> Dataset entries:
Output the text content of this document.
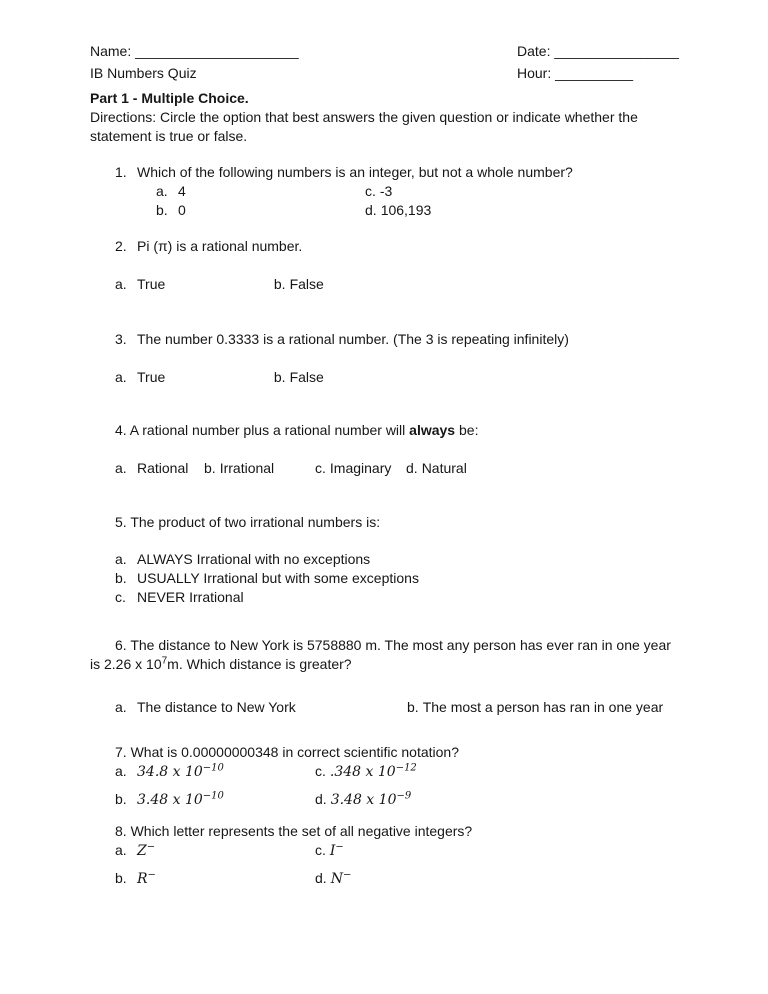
Name: _____________________
IB Numbers Quiz
Date: ________________
Hour: __________

Part 1 - Multiple Choice.

Directions: Circle the option that best answers the given question or indicate whether the statement is true or false.

1. Which of the following numbers is an integer, but not a whole number?

a. 4	c. -3
b. 0	d. 106,193

2. Pi (π) is a rational number.

a. True	b. False

3. The number 0.3333 is a rational number. (The 3 is repeating infinitely)

a. True	b. False

4. A rational number plus a rational number will always be:

a. Rational	b. Irrational	c. Imaginary	d. Natural

5. The product of two irrational numbers is:

a. ALWAYS Irrational with no exceptions

b. USUALLY Irrational but with some exceptions

c. NEVER Irrational

6. The distance to New York is 5758880 m. The most any person has ever ran in one year is 2.26 x $10^7m$. Which distance is greater?

a. The distance to New York	b. The most a person has ran in one year

7. What is 0.00000000348 in correct scientific notation?

a. 34.8 x $10^{-10}$	c. .348 x $10^{-12}$
b. 3.48 x $10^{-10}$	d. 3.48 x $10^{-9}$

8. Which letter represents the set of all negative integers?

a. Z−	c. I−
b. R−	d. N−
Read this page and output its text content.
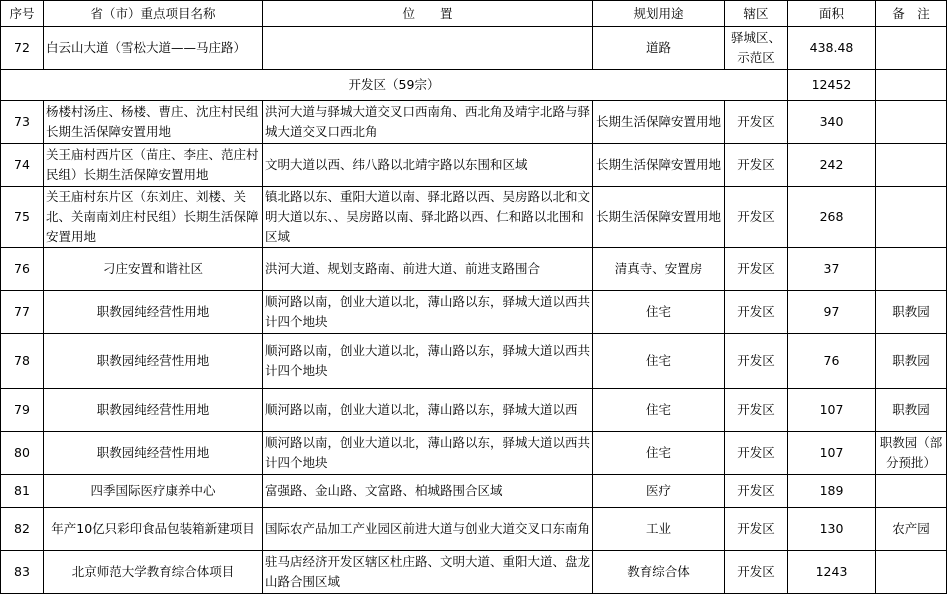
序号	省（市）重点项目名称	位　　置	规划用途	辖区	面积	备　注
72	白云山大道（雪松大道——马庄路）		道路	驿城区、示范区	438.48	
开发区（59宗）					12452	
73	杨楼村汤庄、杨楼、曹庄、沈庄村民组长期生活保障安置用地	洪河大道与驿城大道交叉口西南角、西北角及靖宇北路与驿城大道交叉口西北角	长期生活保障安置用地	开发区	340	
74	关王庙村西片区（苗庄、李庄、范庄村民组）长期生活保障安置用地	文明大道以西、纬八路以北靖宇路以东围和区域	长期生活保障安置用地	开发区	242	
75	关王庙村东片区（东刘庄、刘楼、关北、关南南刘庄村民组）长期生活保障安置用地	镇北路以东、重阳大道以南、驿北路以西、吴房路以北和文明大道以东、、吴房路以南、驿北路以西、仁和路以北围和区域	长期生活保障安置用地	开发区	268	
76	刁庄安置和谐社区	洪河大道、规划支路南、前进大道、前进支路围合	清真寺、安置房	开发区	37	
77	职教园纯经营性用地	顺河路以南，创业大道以北，薄山路以东，驿城大道以西共计四个地块	住宅	开发区	97	职教园
78	职教园纯经营性用地	顺河路以南，创业大道以北，薄山路以东，驿城大道以西共计四个地块	住宅	开发区	76	职教园
79	职教园纯经营性用地	顺河路以南，创业大道以北，薄山路以东，驿城大道以西	住宅	开发区	107	职教园
80	职教园纯经营性用地	顺河路以南，创业大道以北，薄山路以东，驿城大道以西共计四个地块	住宅	开发区	107	职教园（部分预批）
81	四季国际医疗康养中心	富强路、金山路、文富路、柏城路围合区域	医疗	开发区	189	
82	年产10亿只彩印食品包装箱新建项目	国际农产品加工产业园区前进大道与创业大道交叉口东南角	工业	开发区	130	农产园
83	北京师范大学教育综合体项目	驻马店经济开发区辖区杜庄路、文明大道、重阳大道、盘龙山路合围区域	教育综合体	开发区	1243	
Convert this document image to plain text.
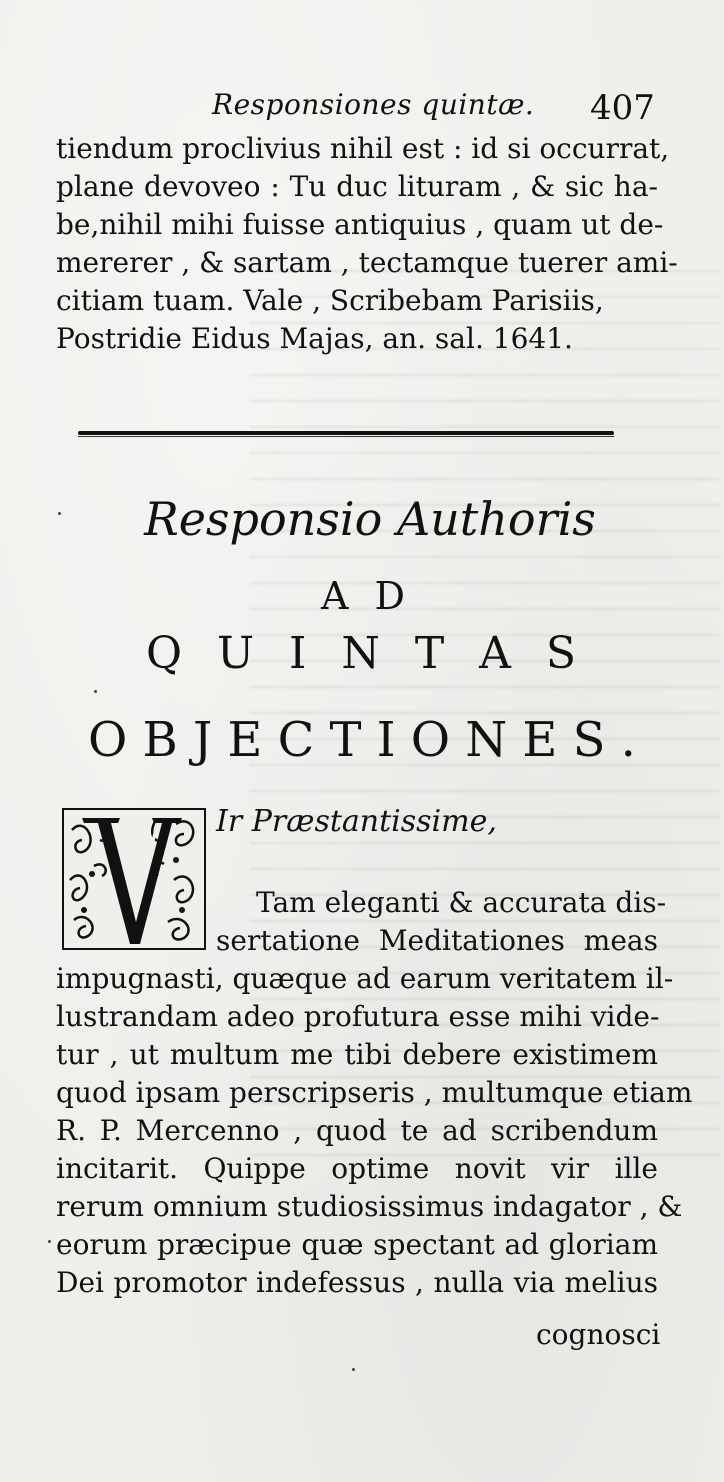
Responsiones quintæ. 407
tiendum proclivius nihil est : id si occurrat,
plane devoveo : Tu duc lituram , & sic ha-
be,nihil mihi fuisse antiquius , quam ut de-
mererer , & sartam , tectamque tuerer ami-
citiam tuam. Vale , Scribebam Parisiis,
Postridie Eidus Majas, an. sal. 1641.
Responsio Authoris
AD
Q U I N T A S
O B J E C T I O N E S .
Ir Præstantissime,
Tam eleganti & accurata dis-
sertatione Meditationes meas
impugnasti, quæque ad earum veritatem il-
lustrandam adeo profutura esse mihi vide-
tur , ut multum me tibi debere existimem
quod ipsam perscripseris , multumque etiam
R. P. Mercenno , quod te ad scribendum
incitarit. Quippe optime novit vir ille
rerum omnium studiosissimus indagator , &
eorum præcipue quæ spectant ad gloriam
Dei promotor indefessus , nulla via melius
cognosci
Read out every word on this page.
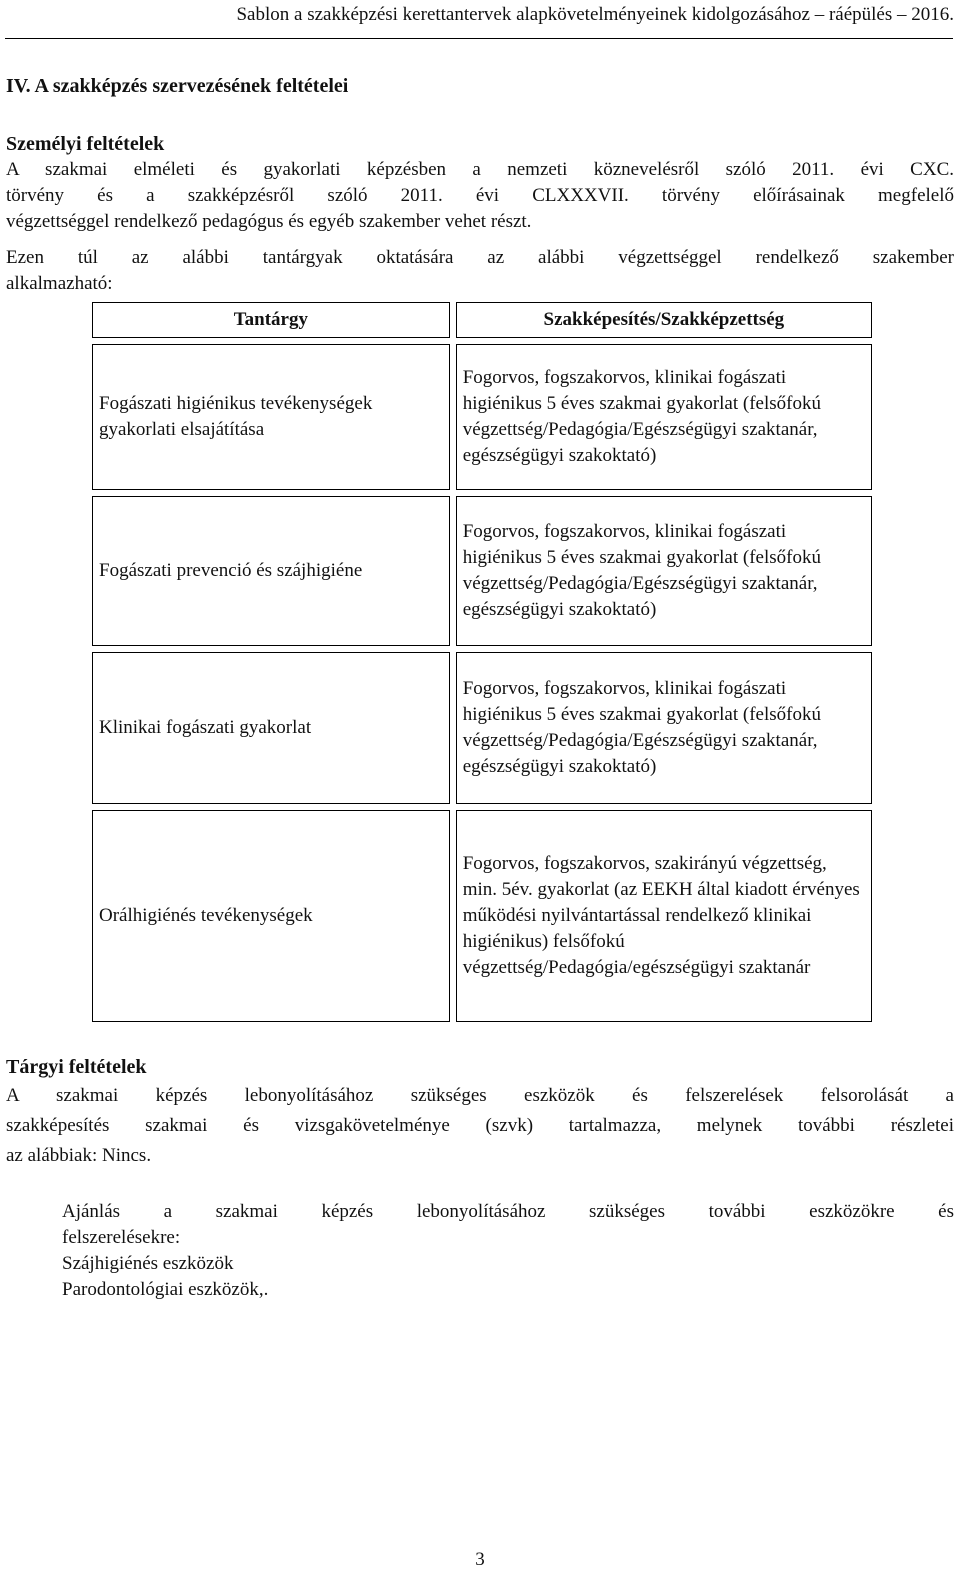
Sablon a szakképzési kerettantervek alapkövetelményeinek kidolgozásához – ráépülés – 2016.
IV. A szakképzés szervezésének feltételei
Személyi feltételek
A szakmai elméleti és gyakorlati képzésben a nemzeti köznevelésről szóló 2011. évi CXC.
törvény és a szakképzésről szóló 2011. évi CLXXXVII. törvény előírásainak megfelelő
végzettséggel rendelkező pedagógus és egyéb szakember vehet részt.
Ezen túl az alábbi tantárgyak oktatására az alábbi végzettséggel rendelkező szakember
alkalmazható:
Tantárgy	Szakképesítés/Szakképzettség
Fogászati higiénikus tevékenységek gyakorlati elsajátítása	Fogorvos, fogszakorvos, klinikai fogászati higiénikus 5 éves szakmai gyakorlat (felsőfokú végzettség/Pedagógia/Egészségügyi szaktanár, egészségügyi szakoktató)
Fogászati prevenció és szájhigiéne	Fogorvos, fogszakorvos, klinikai fogászati higiénikus 5 éves szakmai gyakorlat (felsőfokú végzettség/Pedagógia/Egészségügyi szaktanár, egészségügyi szakoktató)
Klinikai fogászati gyakorlat	Fogorvos, fogszakorvos, klinikai fogászati higiénikus 5 éves szakmai gyakorlat (felsőfokú végzettség/Pedagógia/Egészségügyi szaktanár, egészségügyi szakoktató)
Orálhigiénés tevékenységek	Fogorvos, fogszakorvos, szakirányú végzettség, min. 5év. gyakorlat (az EEKH által kiadott érvényes működési nyilvántartással rendelkező klinikai higiénikus) felsőfokú végzettség/Pedagógia/egészségügyi szaktanár
Tárgyi feltételek
A szakmai képzés lebonyolításához szükséges eszközök és felszerelések felsorolását a
szakképesítés szakmai és vizsgakövetelménye (szvk) tartalmazza, melynek további részletei
az alábbiak: Nincs.
Ajánlás a szakmai képzés lebonyolításához szükséges további eszközökre és
felszerelésekre:
Szájhigiénés eszközök
Parodontológiai eszközök,.
3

> DESCRIPTION OF THE TASK: Go through the material above and count the lines that contain "feltételek"; answer with the number alone.

> SOLVED EXERCISE: 2